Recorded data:
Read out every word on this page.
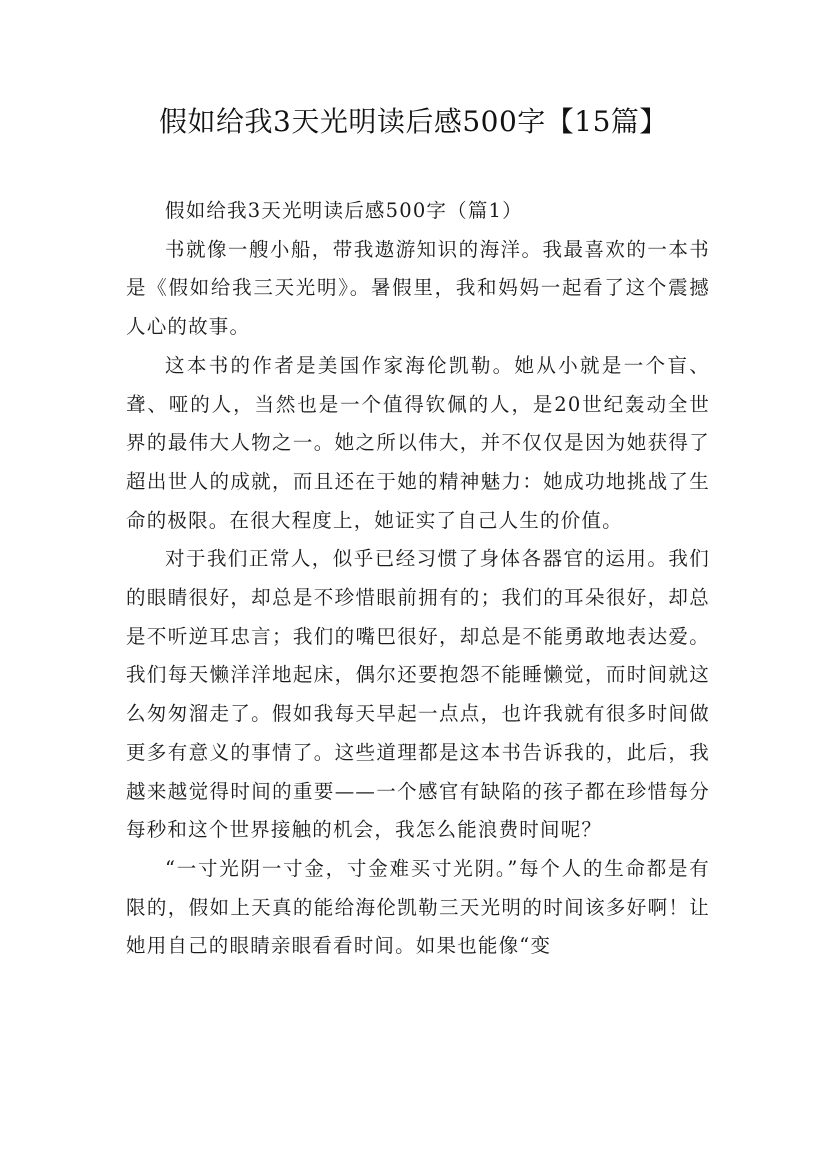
假如给我3天光明读后感500字【15篇】

假如给我3天光明读后感500字（篇1）

书就像一艘小船，带我遨游知识的海洋。我最喜欢的一本书是《假如给我三天光明》。暑假里，我和妈妈一起看了这个震撼人心的故事。

这本书的作者是美国作家海伦凯勒。她从小就是一个盲、聋、哑的人，当然也是一个值得钦佩的人，是20世纪轰动全世界的最伟大人物之一。她之所以伟大，并不仅仅是因为她获得了超出世人的成就，而且还在于她的精神魅力：她成功地挑战了生命的极限。在很大程度上，她证实了自己人生的价值。

对于我们正常人，似乎已经习惯了身体各器官的运用。我们的眼睛很好，却总是不珍惜眼前拥有的；我们的耳朵很好，却总是不听逆耳忠言；我们的嘴巴很好，却总是不能勇敢地表达爱。我们每天懒洋洋地起床，偶尔还要抱怨不能睡懒觉，而时间就这么匆匆溜走了。假如我每天早起一点点，也许我就有很多时间做更多有意义的事情了。这些道理都是这本书告诉我的，此后，我越来越觉得时间的重要——一个感官有缺陷的孩子都在珍惜每分每秒和这个世界接触的机会，我怎么能浪费时间呢？

“一寸光阴一寸金，寸金难买寸光阴。”每个人的生命都是有限的，假如上天真的能给海伦凯勒三天光明的时间该多好啊！让她用自己的眼睛亲眼看看时间。如果也能像“变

PROBLEM REQUIREMENTS:
Pictures in the records must not appear in the copy; transcribe everything else precisely.

WORKED SOLUTION:
Read out every word on this page.
假如给我3天光明读后感500字【15篇】

假如给我3天光明读后感500字（篇1）

书就像一艘小船，带我遨游知识的海洋。我最喜欢的一本书是《假如给我三天光明》。暑假里，我和妈妈一起看了这个震撼人心的故事。

这本书的作者是美国作家海伦凯勒。她从小就是一个盲、聋、哑的人，当然也是一个值得钦佩的人，是20世纪轰动全世界的最伟大人物之一。她之所以伟大，并不仅仅是因为她获得了超出世人的成就，而且还在于她的精神魅力：她成功地挑战了生命的极限。在很大程度上，她证实了自己人生的价值。

对于我们正常人，似乎已经习惯了身体各器官的运用。我们的眼睛很好，却总是不珍惜眼前拥有的；我们的耳朵很好，却总是不听逆耳忠言；我们的嘴巴很好，却总是不能勇敢地表达爱。我们每天懒洋洋地起床，偶尔还要抱怨不能睡懒觉，而时间就这么匆匆溜走了。假如我每天早起一点点，也许我就有很多时间做更多有意义的事情了。这些道理都是这本书告诉我的，此后，我越来越觉得时间的重要——一个感官有缺陷的孩子都在珍惜每分每秒和这个世界接触的机会，我怎么能浪费时间呢？

“一寸光阴一寸金，寸金难买寸光阴。”每个人的生命都是有限的，假如上天真的能给海伦凯勒三天光明的时间该多好啊！让她用自己的眼睛亲眼看看时间。如果也能像“变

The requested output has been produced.